Dataset items:
— begin —

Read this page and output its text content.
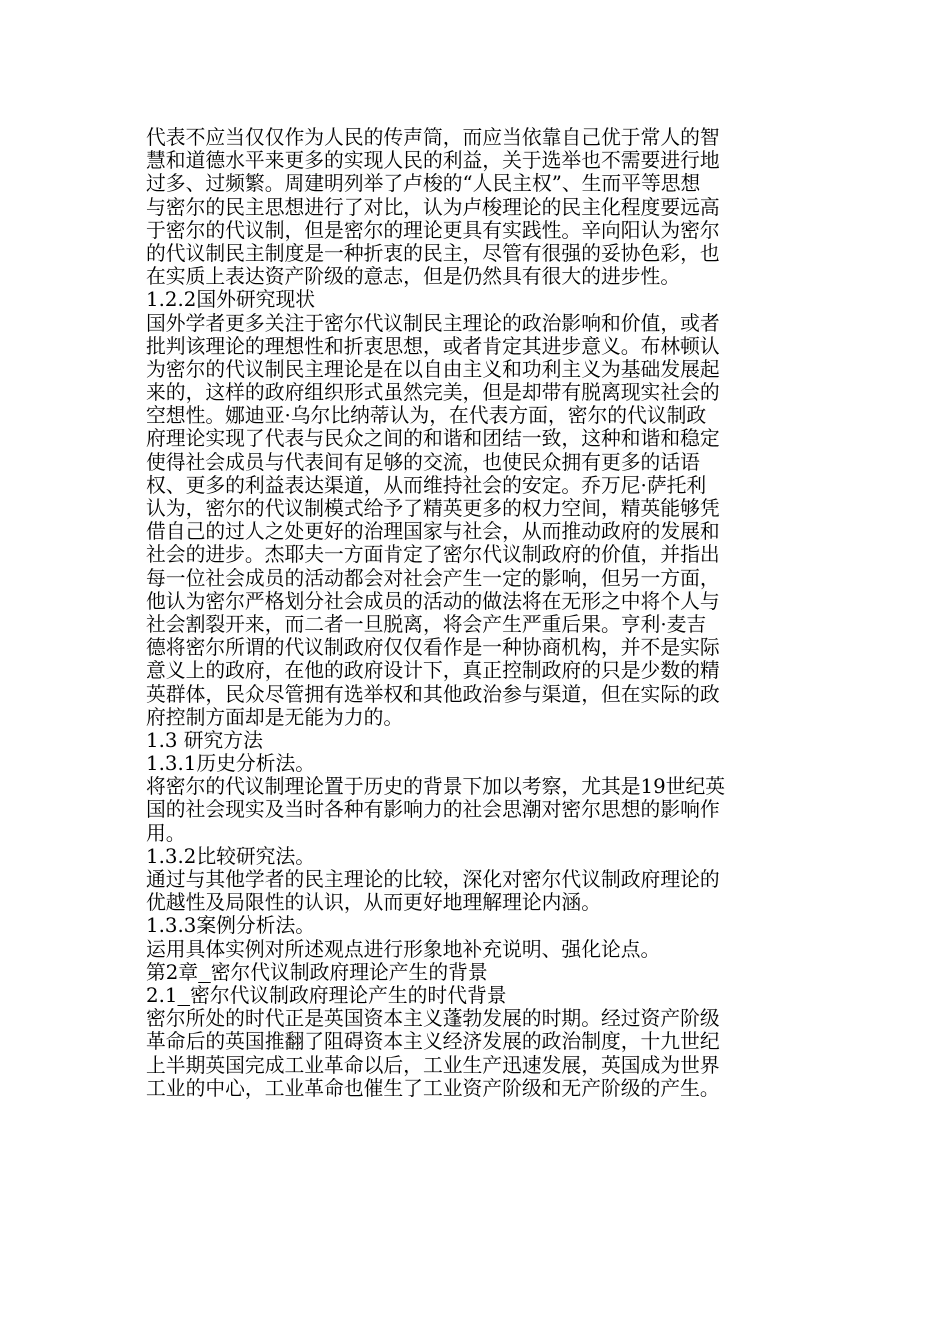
代表不应当仅仅作为人民的传声筒，而应当依靠自己优于常人的智
慧和道德水平来更多的实现人民的利益，关于选举也不需要进行地
过多、过频繁。周建明列举了卢梭的“人民主权”、生而平等思想
与密尔的民主思想进行了对比，认为卢梭理论的民主化程度要远高
于密尔的代议制，但是密尔的理论更具有实践性。辛向阳认为密尔
的代议制民主制度是一种折衷的民主，尽管有很强的妥协色彩，也
在实质上表达资产阶级的意志，但是仍然具有很大的进步性。
1.2.2国外研究现状
国外学者更多关注于密尔代议制民主理论的政治影响和价值，或者
批判该理论的理想性和折衷思想，或者肯定其进步意义。布林顿认
为密尔的代议制民主理论是在以自由主义和功利主义为基础发展起
来的，这样的政府组织形式虽然完美，但是却带有脱离现实社会的
空想性。娜迪亚·乌尔比纳蒂认为，在代表方面，密尔的代议制政
府理论实现了代表与民众之间的和谐和团结一致，这种和谐和稳定
使得社会成员与代表间有足够的交流，也使民众拥有更多的话语
权、更多的利益表达渠道，从而维持社会的安定。乔万尼·萨托利
认为，密尔的代议制模式给予了精英更多的权力空间，精英能够凭
借自己的过人之处更好的治理国家与社会，从而推动政府的发展和
社会的进步。杰耶夫一方面肯定了密尔代议制政府的价值，并指出
每一位社会成员的活动都会对社会产生一定的影响，但另一方面，
他认为密尔严格划分社会成员的活动的做法将在无形之中将个人与
社会割裂开来，而二者一旦脱离，将会产生严重后果。亨利·麦吉
德将密尔所谓的代议制政府仅仅看作是一种协商机构，并不是实际
意义上的政府，在他的政府设计下，真正控制政府的只是少数的精
英群体，民众尽管拥有选举权和其他政治参与渠道，但在实际的政
府控制方面却是无能为力的。
1.3 研究方法
1.3.1历史分析法。
将密尔的代议制理论置于历史的背景下加以考察，尤其是19世纪英
国的社会现实及当时各种有影响力的社会思潮对密尔思想的影响作
用。
1.3.2比较研究法。
通过与其他学者的民主理论的比较，深化对密尔代议制政府理论的
优越性及局限性的认识，从而更好地理解理论内涵。
1.3.3案例分析法。
运用具体实例对所述观点进行形象地补充说明、强化论点。
第2章 密尔代议制政府理论产生的背景
2.1 密尔代议制政府理论产生的时代背景
密尔所处的时代正是英国资本主义蓬勃发展的时期。经过资产阶级
革命后的英国推翻了阻碍资本主义经济发展的政治制度，十九世纪
上半期英国完成工业革命以后，工业生产迅速发展，英国成为世界
工业的中心，工业革命也催生了工业资产阶级和无产阶级的产生。
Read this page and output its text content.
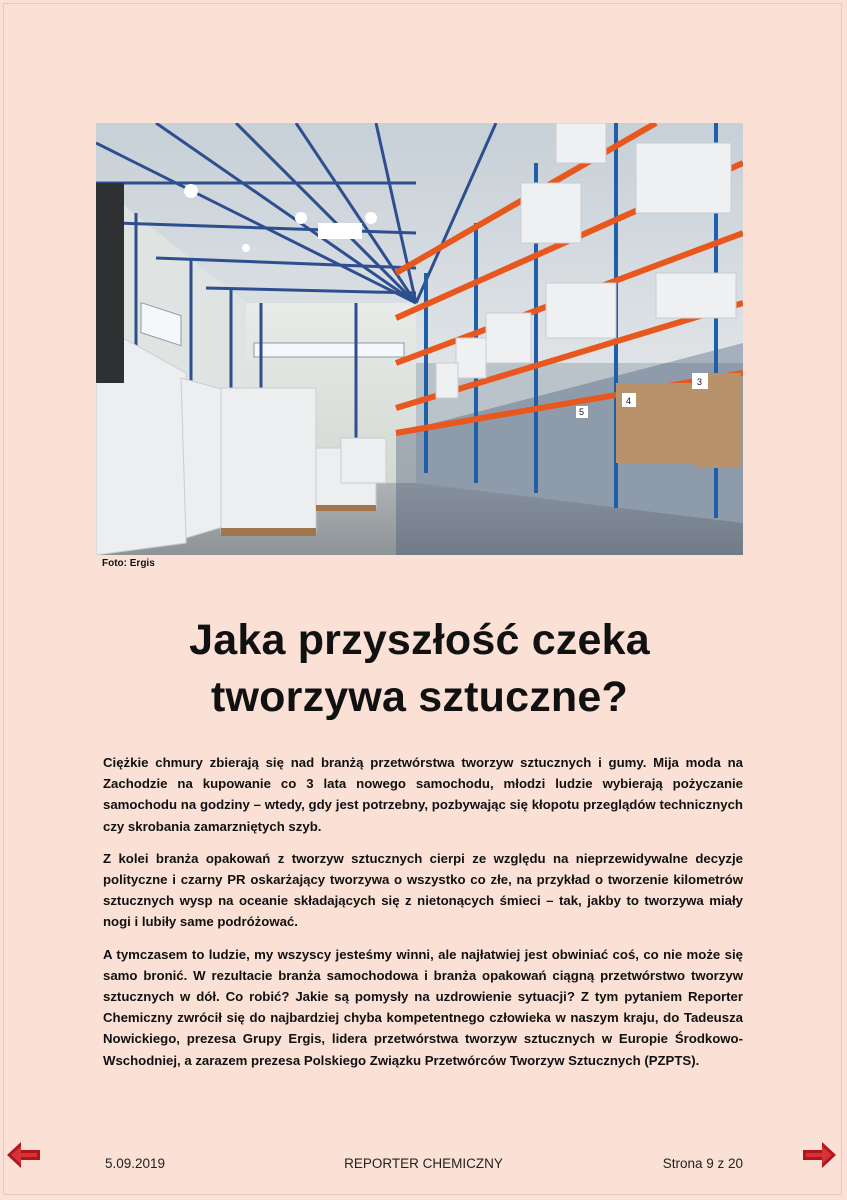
3
4
5
Foto: Ergis
Jaka przyszłość czeka
tworzywa sztuczne?

Ciężkie chmury zbierają się nad branżą przetwórstwa tworzyw sztucznych i gumy. Mija moda na Zachodzie na kupowanie co 3 lata nowego samochodu, młodzi ludzie wybierają pożyczanie samochodu na godziny – wtedy, gdy jest potrzebny, pozbywając się kłopotu przeglądów technicznych czy skrobania zamarzniętych szyb.

Z kolei branża opakowań z tworzyw sztucznych cierpi ze względu na nieprzewidywalne decyzje polityczne i czarny PR oskarżający tworzywa o wszystko co złe, na przykład o tworzenie kilometrów sztucznych wysp na oceanie składających się z nietonących śmieci – tak, jakby to tworzywa miały nogi i lubiły same podróżować.

A tymczasem to ludzie, my wszyscy jesteśmy winni, ale najłatwiej jest obwiniać coś, co nie może się samo bronić. W rezultacie branża samochodowa i branża opakowań ciągną przetwórstwo tworzyw sztucznych w dół. Co robić? Jakie są pomysły na uzdrowienie sytuacji? Z tym pytaniem Reporter Chemiczny zwrócił się do najbardziej chyba kompetentnego człowieka w naszym kraju, do Tadeusza Nowickiego, prezesa Grupy Ergis, lidera przetwórstwa tworzyw sztucznych w Europie Środkowo-Wschodniej, a zarazem prezesa Polskiego Związku Przetwórców Tworzyw Sztucznych (PZPTS).

5.09.2019	REPORTER CHEMICZNY	Strona 9 z 20
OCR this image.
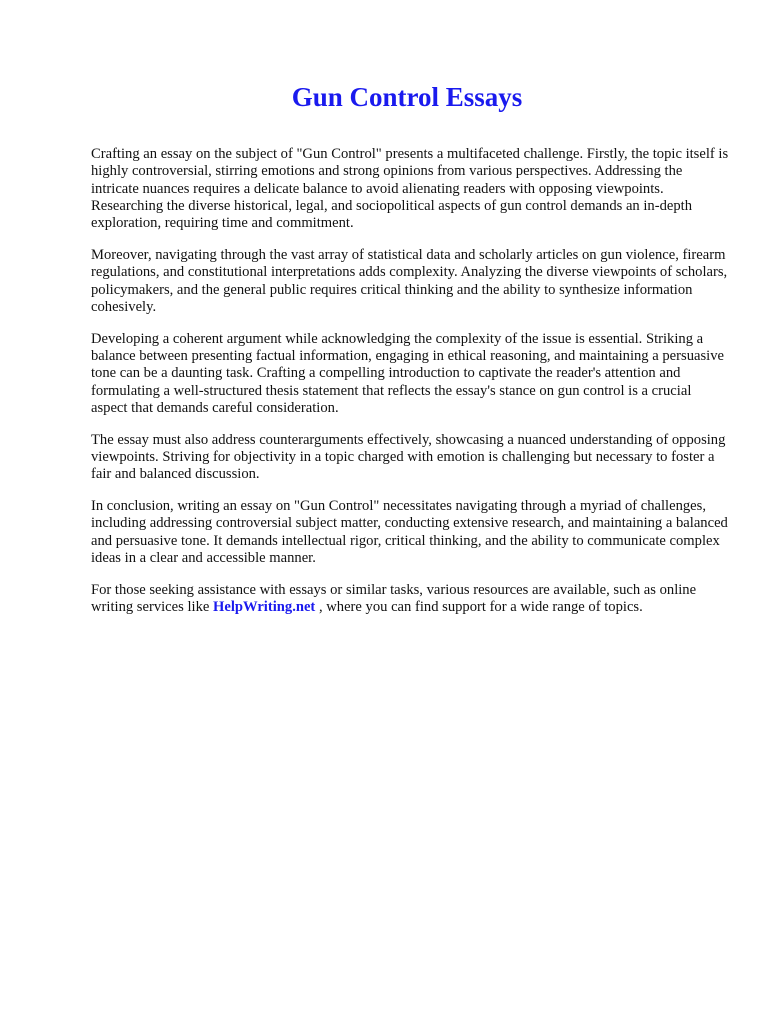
Gun Control Essays

Crafting an essay on the subject of "Gun Control" presents a multifaceted challenge. Firstly, the topic itself is highly controversial, stirring emotions and strong opinions from various perspectives. Addressing the intricate nuances requires a delicate balance to avoid alienating readers with opposing viewpoints. Researching the diverse historical, legal, and sociopolitical aspects of gun control demands an in-depth exploration, requiring time and commitment.

Moreover, navigating through the vast array of statistical data and scholarly articles on gun violence, firearm regulations, and constitutional interpretations adds complexity. Analyzing the diverse viewpoints of scholars, policymakers, and the general public requires critical thinking and the ability to synthesize information cohesively.

Developing a coherent argument while acknowledging the complexity of the issue is essential. Striking a balance between presenting factual information, engaging in ethical reasoning, and maintaining a persuasive tone can be a daunting task. Crafting a compelling introduction to captivate the reader's attention and formulating a well-structured thesis statement that reflects the essay's stance on gun control is a crucial aspect that demands careful consideration.

The essay must also address counterarguments effectively, showcasing a nuanced understanding of opposing viewpoints. Striving for objectivity in a topic charged with emotion is challenging but necessary to foster a fair and balanced discussion.

In conclusion, writing an essay on "Gun Control" necessitates navigating through a myriad of challenges, including addressing controversial subject matter, conducting extensive research, and maintaining a balanced and persuasive tone. It demands intellectual rigor, critical thinking, and the ability to communicate complex ideas in a clear and accessible manner.

For those seeking assistance with essays or similar tasks, various resources are available, such as online writing services like HelpWriting.net , where you can find support for a wide range of topics.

— end —

◆ Problem requirements
Report each line of the material above where the word "ability" appears.

◆ Expected output
Moreover, navigating through the vast array of statistical data and scholarly articles on gun violence, firearm regulations, and constitutional interpretations adds complexity. Analyzing the diverse viewpoints of scholars, policymakers, and the general public requires critical thinking and the ability to synthesize information cohesively.
In conclusion, writing an essay on "Gun Control" necessitates navigating through a myriad of challenges, including addressing controversial subject matter, conducting extensive research, and maintaining a balanced and persuasive tone. It demands intellectual rigor, critical thinking, and the ability to communicate complex ideas in a clear and accessible manner.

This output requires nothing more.